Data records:
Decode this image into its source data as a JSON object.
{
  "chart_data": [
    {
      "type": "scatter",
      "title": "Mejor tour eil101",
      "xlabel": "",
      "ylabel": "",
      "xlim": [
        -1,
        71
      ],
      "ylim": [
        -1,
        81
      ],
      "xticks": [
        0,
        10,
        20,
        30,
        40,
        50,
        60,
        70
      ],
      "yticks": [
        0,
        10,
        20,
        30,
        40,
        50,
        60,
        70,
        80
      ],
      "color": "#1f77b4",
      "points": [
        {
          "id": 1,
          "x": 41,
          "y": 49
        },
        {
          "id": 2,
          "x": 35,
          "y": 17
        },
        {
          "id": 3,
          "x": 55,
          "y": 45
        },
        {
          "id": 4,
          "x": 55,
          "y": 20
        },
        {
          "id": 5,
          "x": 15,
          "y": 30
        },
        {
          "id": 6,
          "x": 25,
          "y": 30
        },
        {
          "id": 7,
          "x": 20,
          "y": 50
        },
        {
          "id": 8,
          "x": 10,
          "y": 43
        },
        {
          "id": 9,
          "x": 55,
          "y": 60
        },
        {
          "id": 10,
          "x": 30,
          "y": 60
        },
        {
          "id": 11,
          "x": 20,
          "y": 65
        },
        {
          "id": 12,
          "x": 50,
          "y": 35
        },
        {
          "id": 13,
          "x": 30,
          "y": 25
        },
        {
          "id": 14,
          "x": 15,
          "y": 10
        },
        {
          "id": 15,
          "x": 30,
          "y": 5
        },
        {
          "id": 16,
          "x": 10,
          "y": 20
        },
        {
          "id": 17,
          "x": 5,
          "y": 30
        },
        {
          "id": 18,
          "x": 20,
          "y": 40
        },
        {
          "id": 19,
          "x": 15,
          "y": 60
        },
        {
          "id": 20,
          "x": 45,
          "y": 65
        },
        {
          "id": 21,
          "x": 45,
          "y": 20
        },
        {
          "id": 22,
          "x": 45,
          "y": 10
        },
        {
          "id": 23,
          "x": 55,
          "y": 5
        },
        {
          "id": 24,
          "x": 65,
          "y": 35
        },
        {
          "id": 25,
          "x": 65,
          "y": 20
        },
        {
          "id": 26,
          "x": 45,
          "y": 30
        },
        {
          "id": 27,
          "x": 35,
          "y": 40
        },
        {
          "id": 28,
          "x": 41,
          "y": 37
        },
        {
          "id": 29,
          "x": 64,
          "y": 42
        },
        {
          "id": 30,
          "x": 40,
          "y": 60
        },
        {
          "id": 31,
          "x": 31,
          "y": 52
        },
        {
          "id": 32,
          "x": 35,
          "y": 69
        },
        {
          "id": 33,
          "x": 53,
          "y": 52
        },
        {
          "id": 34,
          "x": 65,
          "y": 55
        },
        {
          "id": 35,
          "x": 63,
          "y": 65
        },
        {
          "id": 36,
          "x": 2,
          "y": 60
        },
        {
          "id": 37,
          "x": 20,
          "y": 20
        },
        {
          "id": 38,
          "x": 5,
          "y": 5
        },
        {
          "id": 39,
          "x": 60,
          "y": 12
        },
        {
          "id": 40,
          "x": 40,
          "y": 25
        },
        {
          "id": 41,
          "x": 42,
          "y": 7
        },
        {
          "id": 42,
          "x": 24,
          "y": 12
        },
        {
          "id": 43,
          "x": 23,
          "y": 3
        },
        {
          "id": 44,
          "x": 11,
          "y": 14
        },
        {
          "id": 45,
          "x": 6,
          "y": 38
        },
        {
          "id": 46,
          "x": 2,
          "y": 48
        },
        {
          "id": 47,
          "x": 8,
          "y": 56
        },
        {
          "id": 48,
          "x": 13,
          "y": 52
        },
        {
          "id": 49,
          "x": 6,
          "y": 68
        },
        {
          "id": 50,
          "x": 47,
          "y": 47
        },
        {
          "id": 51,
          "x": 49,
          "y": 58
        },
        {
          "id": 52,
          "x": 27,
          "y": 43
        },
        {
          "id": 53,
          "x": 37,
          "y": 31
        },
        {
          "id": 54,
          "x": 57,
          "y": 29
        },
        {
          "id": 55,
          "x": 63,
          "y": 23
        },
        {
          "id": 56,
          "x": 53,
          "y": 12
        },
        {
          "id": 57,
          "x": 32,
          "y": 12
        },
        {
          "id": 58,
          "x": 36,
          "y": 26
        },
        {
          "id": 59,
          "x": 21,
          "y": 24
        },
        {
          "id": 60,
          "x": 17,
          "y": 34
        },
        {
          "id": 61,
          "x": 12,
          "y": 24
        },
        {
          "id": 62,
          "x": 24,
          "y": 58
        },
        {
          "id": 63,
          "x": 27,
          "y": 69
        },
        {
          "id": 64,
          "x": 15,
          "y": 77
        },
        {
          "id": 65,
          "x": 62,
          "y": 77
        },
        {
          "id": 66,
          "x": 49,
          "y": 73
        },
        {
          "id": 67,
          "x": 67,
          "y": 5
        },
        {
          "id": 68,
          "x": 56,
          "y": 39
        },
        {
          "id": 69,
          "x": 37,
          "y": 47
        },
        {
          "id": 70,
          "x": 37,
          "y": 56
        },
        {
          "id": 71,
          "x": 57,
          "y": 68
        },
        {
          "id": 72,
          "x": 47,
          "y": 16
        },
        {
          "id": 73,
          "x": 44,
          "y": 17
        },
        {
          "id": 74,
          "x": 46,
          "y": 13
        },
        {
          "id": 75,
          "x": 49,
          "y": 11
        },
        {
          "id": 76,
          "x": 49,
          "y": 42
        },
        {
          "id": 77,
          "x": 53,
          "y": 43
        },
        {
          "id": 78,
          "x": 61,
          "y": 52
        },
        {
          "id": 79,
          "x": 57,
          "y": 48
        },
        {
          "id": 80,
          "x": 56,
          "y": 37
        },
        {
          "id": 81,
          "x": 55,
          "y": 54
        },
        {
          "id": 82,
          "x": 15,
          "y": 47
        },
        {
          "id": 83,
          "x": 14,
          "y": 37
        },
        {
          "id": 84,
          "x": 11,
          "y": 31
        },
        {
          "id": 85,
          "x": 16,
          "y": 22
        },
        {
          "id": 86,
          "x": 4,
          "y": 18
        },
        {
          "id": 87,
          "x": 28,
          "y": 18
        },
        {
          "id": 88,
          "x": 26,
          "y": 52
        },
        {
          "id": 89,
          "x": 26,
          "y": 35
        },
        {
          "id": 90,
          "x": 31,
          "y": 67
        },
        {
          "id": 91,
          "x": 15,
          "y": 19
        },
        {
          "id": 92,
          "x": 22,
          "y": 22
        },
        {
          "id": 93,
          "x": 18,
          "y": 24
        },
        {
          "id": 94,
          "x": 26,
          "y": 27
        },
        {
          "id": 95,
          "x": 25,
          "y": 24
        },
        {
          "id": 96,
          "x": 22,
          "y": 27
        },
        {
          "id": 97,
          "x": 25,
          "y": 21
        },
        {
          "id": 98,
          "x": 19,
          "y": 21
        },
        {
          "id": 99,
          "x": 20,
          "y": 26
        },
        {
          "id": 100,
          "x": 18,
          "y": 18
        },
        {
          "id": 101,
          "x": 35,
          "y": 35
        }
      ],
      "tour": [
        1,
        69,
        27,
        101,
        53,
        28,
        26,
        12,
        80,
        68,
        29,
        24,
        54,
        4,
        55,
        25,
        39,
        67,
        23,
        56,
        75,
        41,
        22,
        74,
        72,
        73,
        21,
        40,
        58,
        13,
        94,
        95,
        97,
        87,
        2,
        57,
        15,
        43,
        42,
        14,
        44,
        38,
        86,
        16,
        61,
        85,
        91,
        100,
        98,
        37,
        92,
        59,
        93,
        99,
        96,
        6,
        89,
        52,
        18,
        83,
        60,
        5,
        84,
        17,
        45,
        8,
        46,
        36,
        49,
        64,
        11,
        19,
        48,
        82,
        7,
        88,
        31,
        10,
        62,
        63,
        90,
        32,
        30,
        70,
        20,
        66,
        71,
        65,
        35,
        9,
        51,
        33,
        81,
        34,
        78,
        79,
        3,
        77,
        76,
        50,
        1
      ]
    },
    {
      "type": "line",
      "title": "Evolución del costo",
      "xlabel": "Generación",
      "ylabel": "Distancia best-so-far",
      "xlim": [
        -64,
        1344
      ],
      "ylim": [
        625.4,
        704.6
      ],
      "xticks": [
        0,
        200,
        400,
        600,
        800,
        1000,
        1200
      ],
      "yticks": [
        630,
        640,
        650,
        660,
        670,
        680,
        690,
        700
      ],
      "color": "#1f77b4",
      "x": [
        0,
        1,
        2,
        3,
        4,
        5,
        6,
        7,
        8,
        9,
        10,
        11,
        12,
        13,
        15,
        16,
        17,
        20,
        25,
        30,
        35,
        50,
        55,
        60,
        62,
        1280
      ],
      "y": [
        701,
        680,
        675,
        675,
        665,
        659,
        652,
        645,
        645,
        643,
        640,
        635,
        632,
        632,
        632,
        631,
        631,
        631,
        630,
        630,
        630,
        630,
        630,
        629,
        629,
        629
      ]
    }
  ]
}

__GIVEN TASK__. In the records above, find each line with the word "title" and copy it.

__RESULT OF THE TASK__.
      "title": "Mejor tour eil101",
      "title": "Evolución del costo",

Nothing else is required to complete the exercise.